- Your objective: Return the records, each one exactly as written.

--------------------------------------------------

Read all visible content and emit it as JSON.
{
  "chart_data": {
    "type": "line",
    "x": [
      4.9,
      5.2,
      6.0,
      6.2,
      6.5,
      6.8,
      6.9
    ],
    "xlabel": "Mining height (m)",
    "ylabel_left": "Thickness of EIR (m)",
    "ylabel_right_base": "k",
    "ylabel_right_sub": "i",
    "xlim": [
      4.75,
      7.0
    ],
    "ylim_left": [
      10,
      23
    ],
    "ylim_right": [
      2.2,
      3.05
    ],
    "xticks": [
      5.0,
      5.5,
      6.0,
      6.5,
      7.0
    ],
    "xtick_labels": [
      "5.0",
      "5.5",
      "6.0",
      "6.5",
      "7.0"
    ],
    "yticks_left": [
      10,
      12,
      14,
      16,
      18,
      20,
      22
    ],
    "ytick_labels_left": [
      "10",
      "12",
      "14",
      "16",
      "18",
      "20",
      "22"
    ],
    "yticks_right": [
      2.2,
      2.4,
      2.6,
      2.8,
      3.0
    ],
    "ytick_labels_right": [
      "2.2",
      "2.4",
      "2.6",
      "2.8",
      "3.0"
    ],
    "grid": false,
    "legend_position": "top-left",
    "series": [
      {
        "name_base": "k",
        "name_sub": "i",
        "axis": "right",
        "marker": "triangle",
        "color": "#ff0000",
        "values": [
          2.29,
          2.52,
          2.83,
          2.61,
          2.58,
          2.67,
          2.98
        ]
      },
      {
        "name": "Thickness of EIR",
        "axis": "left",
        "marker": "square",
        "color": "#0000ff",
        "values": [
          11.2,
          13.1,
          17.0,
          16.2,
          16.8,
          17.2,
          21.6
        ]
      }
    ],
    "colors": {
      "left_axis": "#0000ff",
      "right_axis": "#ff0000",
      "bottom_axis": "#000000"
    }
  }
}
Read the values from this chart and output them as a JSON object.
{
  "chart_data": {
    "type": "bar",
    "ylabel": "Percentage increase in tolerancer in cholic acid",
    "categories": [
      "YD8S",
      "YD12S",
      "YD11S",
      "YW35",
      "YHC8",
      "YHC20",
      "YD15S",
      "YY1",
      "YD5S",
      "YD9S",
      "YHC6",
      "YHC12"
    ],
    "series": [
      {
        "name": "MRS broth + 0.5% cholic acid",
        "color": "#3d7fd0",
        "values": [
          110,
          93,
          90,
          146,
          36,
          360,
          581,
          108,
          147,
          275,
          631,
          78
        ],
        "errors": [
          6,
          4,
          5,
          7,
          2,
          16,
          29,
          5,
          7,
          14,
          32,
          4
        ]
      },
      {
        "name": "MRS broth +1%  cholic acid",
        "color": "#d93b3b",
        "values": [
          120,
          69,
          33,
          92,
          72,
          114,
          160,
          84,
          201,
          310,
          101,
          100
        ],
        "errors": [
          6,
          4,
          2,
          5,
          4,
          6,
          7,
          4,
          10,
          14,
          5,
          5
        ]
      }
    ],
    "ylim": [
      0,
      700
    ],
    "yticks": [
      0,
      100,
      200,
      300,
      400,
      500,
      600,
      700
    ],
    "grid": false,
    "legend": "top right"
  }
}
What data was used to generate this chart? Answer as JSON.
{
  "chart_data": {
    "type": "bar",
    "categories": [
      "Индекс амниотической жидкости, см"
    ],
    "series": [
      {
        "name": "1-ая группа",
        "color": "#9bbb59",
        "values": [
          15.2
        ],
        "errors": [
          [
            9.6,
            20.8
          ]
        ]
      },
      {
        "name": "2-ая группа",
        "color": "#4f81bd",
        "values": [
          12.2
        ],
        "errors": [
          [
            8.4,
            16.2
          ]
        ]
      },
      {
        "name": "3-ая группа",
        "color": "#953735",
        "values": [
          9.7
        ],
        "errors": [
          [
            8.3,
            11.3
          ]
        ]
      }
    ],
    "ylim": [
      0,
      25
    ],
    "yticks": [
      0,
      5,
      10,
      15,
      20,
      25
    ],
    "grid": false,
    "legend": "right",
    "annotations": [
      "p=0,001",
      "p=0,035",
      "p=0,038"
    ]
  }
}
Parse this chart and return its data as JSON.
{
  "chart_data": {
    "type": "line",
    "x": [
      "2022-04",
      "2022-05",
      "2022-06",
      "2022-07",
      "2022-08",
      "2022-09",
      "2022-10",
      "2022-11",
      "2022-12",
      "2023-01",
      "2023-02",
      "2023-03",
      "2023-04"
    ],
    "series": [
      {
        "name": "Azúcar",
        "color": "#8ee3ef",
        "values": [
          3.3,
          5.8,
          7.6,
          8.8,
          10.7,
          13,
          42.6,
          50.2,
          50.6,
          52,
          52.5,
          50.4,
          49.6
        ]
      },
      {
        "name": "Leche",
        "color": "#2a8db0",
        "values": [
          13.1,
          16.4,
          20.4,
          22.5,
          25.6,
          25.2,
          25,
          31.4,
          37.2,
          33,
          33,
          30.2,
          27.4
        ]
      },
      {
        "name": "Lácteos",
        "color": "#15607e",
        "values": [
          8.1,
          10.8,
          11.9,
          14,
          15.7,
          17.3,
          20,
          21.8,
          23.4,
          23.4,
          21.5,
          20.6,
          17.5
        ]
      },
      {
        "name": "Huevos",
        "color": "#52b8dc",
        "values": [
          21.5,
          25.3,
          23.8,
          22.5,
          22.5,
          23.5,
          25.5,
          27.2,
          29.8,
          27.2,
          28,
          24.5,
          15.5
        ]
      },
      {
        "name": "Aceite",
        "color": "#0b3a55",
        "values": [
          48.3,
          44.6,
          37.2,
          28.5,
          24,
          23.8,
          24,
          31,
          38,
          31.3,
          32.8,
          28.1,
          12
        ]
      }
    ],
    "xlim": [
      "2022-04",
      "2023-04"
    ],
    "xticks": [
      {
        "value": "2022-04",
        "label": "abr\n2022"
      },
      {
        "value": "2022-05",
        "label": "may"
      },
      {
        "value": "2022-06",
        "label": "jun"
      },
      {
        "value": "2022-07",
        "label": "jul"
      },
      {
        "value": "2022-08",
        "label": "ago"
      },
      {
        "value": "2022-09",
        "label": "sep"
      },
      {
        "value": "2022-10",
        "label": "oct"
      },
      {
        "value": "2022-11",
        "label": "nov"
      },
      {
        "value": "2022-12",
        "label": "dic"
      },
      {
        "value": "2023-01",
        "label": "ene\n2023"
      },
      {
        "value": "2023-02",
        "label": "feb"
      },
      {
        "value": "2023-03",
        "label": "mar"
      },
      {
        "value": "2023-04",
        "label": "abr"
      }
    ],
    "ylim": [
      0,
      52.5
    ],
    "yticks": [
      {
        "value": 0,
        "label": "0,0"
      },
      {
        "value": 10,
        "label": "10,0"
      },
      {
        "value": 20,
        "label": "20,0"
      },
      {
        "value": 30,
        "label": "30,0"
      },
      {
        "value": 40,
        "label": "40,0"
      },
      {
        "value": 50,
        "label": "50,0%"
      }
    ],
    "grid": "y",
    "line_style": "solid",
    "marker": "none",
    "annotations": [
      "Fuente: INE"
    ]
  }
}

--------------------------------------------------

- Written response:
Read all visible content and emit it as JSON.
{
  "chart_data": {
    "type": "line",
    "x": [
      4.9,
      5.2,
      6.0,
      6.2,
      6.5,
      6.8,
      6.9
    ],
    "xlabel": "Mining height (m)",
    "ylabel_left": "Thickness of EIR (m)",
    "ylabel_right_base": "k",
    "ylabel_right_sub": "i",
    "xlim": [
      4.75,
      7.0
    ],
    "ylim_left": [
      10,
      23
    ],
    "ylim_right": [
      2.2,
      3.05
    ],
    "xticks": [
      5.0,
      5.5,
      6.0,
      6.5,
      7.0
    ],
    "xtick_labels": [
      "5.0",
      "5.5",
      "6.0",
      "6.5",
      "7.0"
    ],
    "yticks_left": [
      10,
      12,
      14,
      16,
      18,
      20,
      22
    ],
    "ytick_labels_left": [
      "10",
      "12",
      "14",
      "16",
      "18",
      "20",
      "22"
    ],
    "yticks_right": [
      2.2,
      2.4,
      2.6,
      2.8,
      3.0
    ],
    "ytick_labels_right": [
      "2.2",
      "2.4",
      "2.6",
      "2.8",
      "3.0"
    ],
    "grid": false,
    "legend_position": "top-left",
    "series": [
      {
        "name_base": "k",
        "name_sub": "i",
        "axis": "right",
        "marker": "triangle",
        "color": "#ff0000",
        "values": [
          2.29,
          2.52,
          2.83,
          2.61,
          2.58,
          2.67,
          2.98
        ]
      },
      {
        "name": "Thickness of EIR",
        "axis": "left",
        "marker": "square",
        "color": "#0000ff",
        "values": [
          11.2,
          13.1,
          17.0,
          16.2,
          16.8,
          17.2,
          21.6
        ]
      }
    ],
    "colors": {
      "left_axis": "#0000ff",
      "right_axis": "#ff0000",
      "bottom_axis": "#000000"
    }
  }
}
Read the values from this chart and output them as a JSON object.
{
  "chart_data": {
    "type": "bar",
    "ylabel": "Percentage increase in tolerancer in cholic acid",
    "categories": [
      "YD8S",
      "YD12S",
      "YD11S",
      "YW35",
      "YHC8",
      "YHC20",
      "YD15S",
      "YY1",
      "YD5S",
      "YD9S",
      "YHC6",
      "YHC12"
    ],
    "series": [
      {
        "name": "MRS broth + 0.5% cholic acid",
        "color": "#3d7fd0",
        "values": [
          110,
          93,
          90,
          146,
          36,
          360,
          581,
          108,
          147,
          275,
          631,
          78
        ],
        "errors": [
          6,
          4,
          5,
          7,
          2,
          16,
          29,
          5,
          7,
          14,
          32,
          4
        ]
      },
      {
        "name": "MRS broth +1%  cholic acid",
        "color": "#d93b3b",
        "values": [
          120,
          69,
          33,
          92,
          72,
          114,
          160,
          84,
          201,
          310,
          101,
          100
        ],
        "errors": [
          6,
          4,
          2,
          5,
          4,
          6,
          7,
          4,
          10,
          14,
          5,
          5
        ]
      }
    ],
    "ylim": [
      0,
      700
    ],
    "yticks": [
      0,
      100,
      200,
      300,
      400,
      500,
      600,
      700
    ],
    "grid": false,
    "legend": "top right"
  }
}
What data was used to generate this chart? Answer as JSON.
{
  "chart_data": {
    "type": "bar",
    "categories": [
      "Индекс амниотической жидкости, см"
    ],
    "series": [
      {
        "name": "1-ая группа",
        "color": "#9bbb59",
        "values": [
          15.2
        ],
        "errors": [
          [
            9.6,
            20.8
          ]
        ]
      },
      {
        "name": "2-ая группа",
        "color": "#4f81bd",
        "values": [
          12.2
        ],
        "errors": [
          [
            8.4,
            16.2
          ]
        ]
      },
      {
        "name": "3-ая группа",
        "color": "#953735",
        "values": [
          9.7
        ],
        "errors": [
          [
            8.3,
            11.3
          ]
        ]
      }
    ],
    "ylim": [
      0,
      25
    ],
    "yticks": [
      0,
      5,
      10,
      15,
      20,
      25
    ],
    "grid": false,
    "legend": "right",
    "annotations": [
      "p=0,001",
      "p=0,035",
      "p=0,038"
    ]
  }
}
Parse this chart and return its data as JSON.
{
  "chart_data": {
    "type": "line",
    "x": [
      "2022-04",
      "2022-05",
      "2022-06",
      "2022-07",
      "2022-08",
      "2022-09",
      "2022-10",
      "2022-11",
      "2022-12",
      "2023-01",
      "2023-02",
      "2023-03",
      "2023-04"
    ],
    "series": [
      {
        "name": "Azúcar",
        "color": "#8ee3ef",
        "values": [
          3.3,
          5.8,
          7.6,
          8.8,
          10.7,
          13,
          42.6,
          50.2,
          50.6,
          52,
          52.5,
          50.4,
          49.6
        ]
      },
      {
        "name": "Leche",
        "color": "#2a8db0",
        "values": [
          13.1,
          16.4,
          20.4,
          22.5,
          25.6,
          25.2,
          25,
          31.4,
          37.2,
          33,
          33,
          30.2,
          27.4
        ]
      },
      {
        "name": "Lácteos",
        "color": "#15607e",
        "values": [
          8.1,
          10.8,
          11.9,
          14,
          15.7,
          17.3,
          20,
          21.8,
          23.4,
          23.4,
          21.5,
          20.6,
          17.5
        ]
      },
      {
        "name": "Huevos",
        "color": "#52b8dc",
        "values": [
          21.5,
          25.3,
          23.8,
          22.5,
          22.5,
          23.5,
          25.5,
          27.2,
          29.8,
          27.2,
          28,
          24.5,
          15.5
        ]
      },
      {
        "name": "Aceite",
        "color": "#0b3a55",
        "values": [
          48.3,
          44.6,
          37.2,
          28.5,
          24,
          23.8,
          24,
          31,
          38,
          31.3,
          32.8,
          28.1,
          12
        ]
      }
    ],
    "xlim": [
      "2022-04",
      "2023-04"
    ],
    "xticks": [
      {
        "value": "2022-04",
        "label": "abr\n2022"
      },
      {
        "value": "2022-05",
        "label": "may"
      },
      {
        "value": "2022-06",
        "label": "jun"
      },
      {
        "value": "2022-07",
        "label": "jul"
      },
      {
        "value": "2022-08",
        "label": "ago"
      },
      {
        "value": "2022-09",
        "label": "sep"
      },
      {
        "value": "2022-10",
        "label": "oct"
      },
      {
        "value": "2022-11",
        "label": "nov"
      },
      {
        "value": "2022-12",
        "label": "dic"
      },
      {
        "value": "2023-01",
        "label": "ene\n2023"
      },
      {
        "value": "2023-02",
        "label": "feb"
      },
      {
        "value": "2023-03",
        "label": "mar"
      },
      {
        "value": "2023-04",
        "label": "abr"
      }
    ],
    "ylim": [
      0,
      52.5
    ],
    "yticks": [
      {
        "value": 0,
        "label": "0,0"
      },
      {
        "value": 10,
        "label": "10,0"
      },
      {
        "value": 20,
        "label": "20,0"
      },
      {
        "value": 30,
        "label": "30,0"
      },
      {
        "value": 40,
        "label": "40,0"
      },
      {
        "value": 50,
        "label": "50,0%"
      }
    ],
    "grid": "y",
    "line_style": "solid",
    "marker": "none",
    "annotations": [
      "Fuente: INE"
    ]
  }
}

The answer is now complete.